Data entries
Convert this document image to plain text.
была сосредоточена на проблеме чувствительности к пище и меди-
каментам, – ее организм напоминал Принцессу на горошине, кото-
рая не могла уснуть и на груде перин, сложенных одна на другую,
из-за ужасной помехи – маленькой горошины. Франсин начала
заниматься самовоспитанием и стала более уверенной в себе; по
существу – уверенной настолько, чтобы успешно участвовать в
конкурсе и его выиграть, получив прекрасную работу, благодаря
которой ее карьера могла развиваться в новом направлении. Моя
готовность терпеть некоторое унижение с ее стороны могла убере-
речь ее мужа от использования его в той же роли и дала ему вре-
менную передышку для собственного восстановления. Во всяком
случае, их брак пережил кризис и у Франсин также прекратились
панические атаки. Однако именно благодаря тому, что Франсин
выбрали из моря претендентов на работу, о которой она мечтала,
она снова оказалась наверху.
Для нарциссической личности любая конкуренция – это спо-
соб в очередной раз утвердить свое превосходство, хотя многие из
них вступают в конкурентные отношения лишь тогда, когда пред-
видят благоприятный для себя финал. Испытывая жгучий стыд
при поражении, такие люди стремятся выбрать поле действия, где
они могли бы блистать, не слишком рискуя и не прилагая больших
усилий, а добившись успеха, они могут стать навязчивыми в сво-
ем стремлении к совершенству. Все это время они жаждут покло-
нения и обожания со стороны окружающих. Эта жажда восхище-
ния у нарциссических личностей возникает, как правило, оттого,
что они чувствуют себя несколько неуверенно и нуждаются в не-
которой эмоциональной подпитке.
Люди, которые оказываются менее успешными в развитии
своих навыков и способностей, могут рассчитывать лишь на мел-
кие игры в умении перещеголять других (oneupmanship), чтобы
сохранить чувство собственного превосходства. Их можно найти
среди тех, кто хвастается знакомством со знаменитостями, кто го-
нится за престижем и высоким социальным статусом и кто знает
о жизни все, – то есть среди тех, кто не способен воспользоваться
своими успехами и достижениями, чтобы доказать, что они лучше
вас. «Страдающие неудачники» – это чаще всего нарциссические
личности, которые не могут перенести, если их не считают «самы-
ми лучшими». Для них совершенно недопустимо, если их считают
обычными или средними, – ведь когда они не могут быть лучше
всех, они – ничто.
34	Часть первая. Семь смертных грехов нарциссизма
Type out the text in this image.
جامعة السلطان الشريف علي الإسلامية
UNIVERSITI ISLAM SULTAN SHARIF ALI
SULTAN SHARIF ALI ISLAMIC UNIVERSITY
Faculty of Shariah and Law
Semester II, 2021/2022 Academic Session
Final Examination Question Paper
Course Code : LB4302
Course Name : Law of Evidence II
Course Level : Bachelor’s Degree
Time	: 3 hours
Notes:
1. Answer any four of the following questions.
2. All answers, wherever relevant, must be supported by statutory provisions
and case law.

● **SET EXERCISE**: From the listing above, pick out every line containing "Франсин".

● **IN RESPONSE**:
из-за ужасной помехи – маленькой горошины. Франсин начала
случае, их брак пережил кризис и у Франсин также прекратились
панические атаки. Однако именно благодаря тому, что Франсин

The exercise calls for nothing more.